— Exercise aim —
Could you copy every line from the material below in which "category" appears?

[Figure content listings]
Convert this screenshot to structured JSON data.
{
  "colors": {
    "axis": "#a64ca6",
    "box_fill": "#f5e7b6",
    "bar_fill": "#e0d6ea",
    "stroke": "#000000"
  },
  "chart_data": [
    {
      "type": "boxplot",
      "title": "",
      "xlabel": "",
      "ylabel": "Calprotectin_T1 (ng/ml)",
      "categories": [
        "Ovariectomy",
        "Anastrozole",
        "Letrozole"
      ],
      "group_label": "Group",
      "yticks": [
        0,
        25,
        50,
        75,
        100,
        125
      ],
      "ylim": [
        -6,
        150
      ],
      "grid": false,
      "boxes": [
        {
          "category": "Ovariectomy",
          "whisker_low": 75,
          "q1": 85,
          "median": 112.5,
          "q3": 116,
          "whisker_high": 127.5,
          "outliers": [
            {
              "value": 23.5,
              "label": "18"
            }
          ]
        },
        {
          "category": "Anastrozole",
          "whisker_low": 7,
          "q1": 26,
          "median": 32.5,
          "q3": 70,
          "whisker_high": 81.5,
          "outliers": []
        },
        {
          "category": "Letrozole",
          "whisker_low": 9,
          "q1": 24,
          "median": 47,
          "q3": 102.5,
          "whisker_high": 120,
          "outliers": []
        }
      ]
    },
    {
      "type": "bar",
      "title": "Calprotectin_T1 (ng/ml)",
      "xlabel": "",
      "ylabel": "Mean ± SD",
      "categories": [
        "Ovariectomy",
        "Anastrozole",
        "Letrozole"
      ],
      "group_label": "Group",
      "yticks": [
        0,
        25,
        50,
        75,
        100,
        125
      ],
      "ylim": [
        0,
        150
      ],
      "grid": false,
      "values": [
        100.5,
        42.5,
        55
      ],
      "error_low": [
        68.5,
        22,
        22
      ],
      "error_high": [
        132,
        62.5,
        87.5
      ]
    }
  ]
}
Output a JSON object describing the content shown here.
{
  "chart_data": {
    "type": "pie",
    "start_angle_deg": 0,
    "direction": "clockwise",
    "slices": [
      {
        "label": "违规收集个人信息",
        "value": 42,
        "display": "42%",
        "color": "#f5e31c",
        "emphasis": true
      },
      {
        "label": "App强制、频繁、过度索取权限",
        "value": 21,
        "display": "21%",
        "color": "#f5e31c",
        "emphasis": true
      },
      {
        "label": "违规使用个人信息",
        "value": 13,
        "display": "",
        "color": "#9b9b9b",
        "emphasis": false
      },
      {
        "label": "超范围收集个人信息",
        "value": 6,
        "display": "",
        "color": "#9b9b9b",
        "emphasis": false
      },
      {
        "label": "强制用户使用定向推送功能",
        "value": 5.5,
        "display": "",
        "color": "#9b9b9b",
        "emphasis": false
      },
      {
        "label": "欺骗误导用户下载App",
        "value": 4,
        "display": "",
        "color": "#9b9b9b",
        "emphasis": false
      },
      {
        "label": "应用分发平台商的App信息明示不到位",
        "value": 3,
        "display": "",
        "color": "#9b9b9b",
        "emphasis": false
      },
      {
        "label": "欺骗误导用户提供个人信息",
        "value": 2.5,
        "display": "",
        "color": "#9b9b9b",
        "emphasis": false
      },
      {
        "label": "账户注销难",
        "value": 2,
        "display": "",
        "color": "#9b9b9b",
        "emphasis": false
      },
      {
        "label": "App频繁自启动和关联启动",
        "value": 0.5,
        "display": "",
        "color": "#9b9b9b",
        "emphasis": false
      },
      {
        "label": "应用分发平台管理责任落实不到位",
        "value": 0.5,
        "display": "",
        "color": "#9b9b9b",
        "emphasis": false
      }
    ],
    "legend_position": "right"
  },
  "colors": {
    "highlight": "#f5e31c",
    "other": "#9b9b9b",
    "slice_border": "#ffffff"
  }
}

— The reply —
          "category": "Ovariectomy",
          "category": "Anastrozole",
          "category": "Letrozole",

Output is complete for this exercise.